**What you should do**
Gather from the material every line that contains the string "image".

**Data excerpts**
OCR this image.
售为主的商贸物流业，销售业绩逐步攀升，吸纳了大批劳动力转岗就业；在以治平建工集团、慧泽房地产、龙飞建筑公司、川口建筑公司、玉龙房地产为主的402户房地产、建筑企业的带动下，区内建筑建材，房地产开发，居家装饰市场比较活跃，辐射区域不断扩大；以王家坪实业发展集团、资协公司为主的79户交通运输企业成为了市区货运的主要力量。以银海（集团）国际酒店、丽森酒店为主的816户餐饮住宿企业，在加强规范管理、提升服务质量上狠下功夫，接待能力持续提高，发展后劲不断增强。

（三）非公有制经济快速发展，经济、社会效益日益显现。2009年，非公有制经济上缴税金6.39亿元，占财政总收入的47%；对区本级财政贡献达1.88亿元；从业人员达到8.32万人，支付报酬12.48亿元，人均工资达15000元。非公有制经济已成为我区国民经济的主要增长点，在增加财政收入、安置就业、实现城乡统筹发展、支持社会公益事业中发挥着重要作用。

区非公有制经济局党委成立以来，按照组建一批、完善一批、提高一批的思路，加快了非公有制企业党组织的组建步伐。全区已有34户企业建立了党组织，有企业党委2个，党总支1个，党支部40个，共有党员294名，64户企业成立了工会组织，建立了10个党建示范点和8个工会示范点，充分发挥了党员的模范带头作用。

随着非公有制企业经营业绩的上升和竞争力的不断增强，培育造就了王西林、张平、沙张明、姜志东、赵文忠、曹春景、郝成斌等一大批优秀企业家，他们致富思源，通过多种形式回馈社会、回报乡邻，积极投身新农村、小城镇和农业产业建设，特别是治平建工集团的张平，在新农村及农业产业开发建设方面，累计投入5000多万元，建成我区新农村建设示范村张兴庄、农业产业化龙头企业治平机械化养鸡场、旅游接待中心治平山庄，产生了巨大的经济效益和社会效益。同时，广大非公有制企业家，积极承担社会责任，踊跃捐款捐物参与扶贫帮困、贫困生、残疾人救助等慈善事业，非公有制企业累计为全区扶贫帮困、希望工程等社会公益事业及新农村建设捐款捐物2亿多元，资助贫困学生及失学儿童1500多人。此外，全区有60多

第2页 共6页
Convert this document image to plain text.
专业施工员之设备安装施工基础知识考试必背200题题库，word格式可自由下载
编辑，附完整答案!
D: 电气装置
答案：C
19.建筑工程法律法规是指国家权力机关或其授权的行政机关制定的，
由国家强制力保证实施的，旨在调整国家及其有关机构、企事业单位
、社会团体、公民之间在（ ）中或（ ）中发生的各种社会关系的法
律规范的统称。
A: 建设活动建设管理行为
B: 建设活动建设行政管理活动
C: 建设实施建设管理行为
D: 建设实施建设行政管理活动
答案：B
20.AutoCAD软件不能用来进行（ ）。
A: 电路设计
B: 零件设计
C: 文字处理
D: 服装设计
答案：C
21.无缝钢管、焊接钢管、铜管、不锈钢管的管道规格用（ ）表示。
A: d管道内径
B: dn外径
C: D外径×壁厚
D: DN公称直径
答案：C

**Result for this exercise**
OCR this image.
Convert this document image to plain text.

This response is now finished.